• [YOUR TASK] Output solely the number of lines containing the string "Soudah".

** BEGIN **

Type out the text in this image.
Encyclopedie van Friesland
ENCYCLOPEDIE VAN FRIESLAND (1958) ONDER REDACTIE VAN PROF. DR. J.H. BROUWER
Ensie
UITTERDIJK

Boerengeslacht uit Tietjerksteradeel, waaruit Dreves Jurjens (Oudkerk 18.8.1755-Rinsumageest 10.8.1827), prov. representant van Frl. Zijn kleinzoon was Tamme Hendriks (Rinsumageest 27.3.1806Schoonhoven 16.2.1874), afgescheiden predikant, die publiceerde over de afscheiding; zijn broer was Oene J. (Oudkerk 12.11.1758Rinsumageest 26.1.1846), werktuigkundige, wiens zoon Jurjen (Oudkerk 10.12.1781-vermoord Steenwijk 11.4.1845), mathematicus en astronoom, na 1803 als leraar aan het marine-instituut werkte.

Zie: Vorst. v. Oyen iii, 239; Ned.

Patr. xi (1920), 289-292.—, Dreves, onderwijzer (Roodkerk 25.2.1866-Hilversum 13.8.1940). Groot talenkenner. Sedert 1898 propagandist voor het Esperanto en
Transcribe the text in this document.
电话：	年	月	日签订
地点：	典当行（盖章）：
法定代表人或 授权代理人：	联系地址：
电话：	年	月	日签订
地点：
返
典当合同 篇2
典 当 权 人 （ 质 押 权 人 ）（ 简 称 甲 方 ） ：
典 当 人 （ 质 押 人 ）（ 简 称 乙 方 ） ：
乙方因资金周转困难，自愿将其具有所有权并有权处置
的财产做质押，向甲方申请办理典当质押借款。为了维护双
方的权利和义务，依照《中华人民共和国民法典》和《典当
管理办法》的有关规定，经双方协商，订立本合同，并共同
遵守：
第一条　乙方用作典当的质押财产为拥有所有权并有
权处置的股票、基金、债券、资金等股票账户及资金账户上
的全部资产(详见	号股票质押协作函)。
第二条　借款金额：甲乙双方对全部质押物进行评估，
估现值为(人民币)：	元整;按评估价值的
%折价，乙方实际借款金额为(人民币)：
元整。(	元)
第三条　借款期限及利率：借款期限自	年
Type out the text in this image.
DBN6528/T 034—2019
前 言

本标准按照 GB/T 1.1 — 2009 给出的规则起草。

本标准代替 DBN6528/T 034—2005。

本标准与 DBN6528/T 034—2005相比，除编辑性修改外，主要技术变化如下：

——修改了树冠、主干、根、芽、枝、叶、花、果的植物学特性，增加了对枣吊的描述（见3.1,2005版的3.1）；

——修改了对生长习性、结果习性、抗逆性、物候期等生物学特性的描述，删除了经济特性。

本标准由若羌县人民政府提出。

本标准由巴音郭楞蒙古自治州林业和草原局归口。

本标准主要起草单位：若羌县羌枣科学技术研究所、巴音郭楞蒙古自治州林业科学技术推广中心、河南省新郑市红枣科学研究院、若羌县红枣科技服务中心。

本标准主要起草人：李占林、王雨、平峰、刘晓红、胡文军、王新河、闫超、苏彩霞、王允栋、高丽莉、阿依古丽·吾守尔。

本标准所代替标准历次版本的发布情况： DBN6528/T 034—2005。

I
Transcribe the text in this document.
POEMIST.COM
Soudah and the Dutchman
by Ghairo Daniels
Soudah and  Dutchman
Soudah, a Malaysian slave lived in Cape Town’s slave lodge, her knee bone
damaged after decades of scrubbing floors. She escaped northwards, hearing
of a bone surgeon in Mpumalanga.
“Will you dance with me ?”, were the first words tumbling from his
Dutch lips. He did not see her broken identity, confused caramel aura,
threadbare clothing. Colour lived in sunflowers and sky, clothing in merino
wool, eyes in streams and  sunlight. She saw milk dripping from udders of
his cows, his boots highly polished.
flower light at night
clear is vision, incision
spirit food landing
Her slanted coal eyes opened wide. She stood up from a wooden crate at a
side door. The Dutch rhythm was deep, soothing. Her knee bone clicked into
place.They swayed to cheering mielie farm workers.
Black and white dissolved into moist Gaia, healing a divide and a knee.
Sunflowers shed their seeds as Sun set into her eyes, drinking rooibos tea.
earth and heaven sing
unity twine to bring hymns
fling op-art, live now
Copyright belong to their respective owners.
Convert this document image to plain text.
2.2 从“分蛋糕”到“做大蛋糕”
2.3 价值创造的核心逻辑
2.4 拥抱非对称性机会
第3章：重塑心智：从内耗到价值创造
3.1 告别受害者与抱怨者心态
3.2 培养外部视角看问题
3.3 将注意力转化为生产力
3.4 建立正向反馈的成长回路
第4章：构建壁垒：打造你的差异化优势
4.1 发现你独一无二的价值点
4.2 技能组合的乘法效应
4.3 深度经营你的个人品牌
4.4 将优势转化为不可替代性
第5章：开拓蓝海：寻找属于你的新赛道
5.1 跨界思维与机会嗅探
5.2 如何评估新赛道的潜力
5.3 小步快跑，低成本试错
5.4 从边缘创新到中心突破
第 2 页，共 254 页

** END **

• [RESPONSE TO THE TASK] 3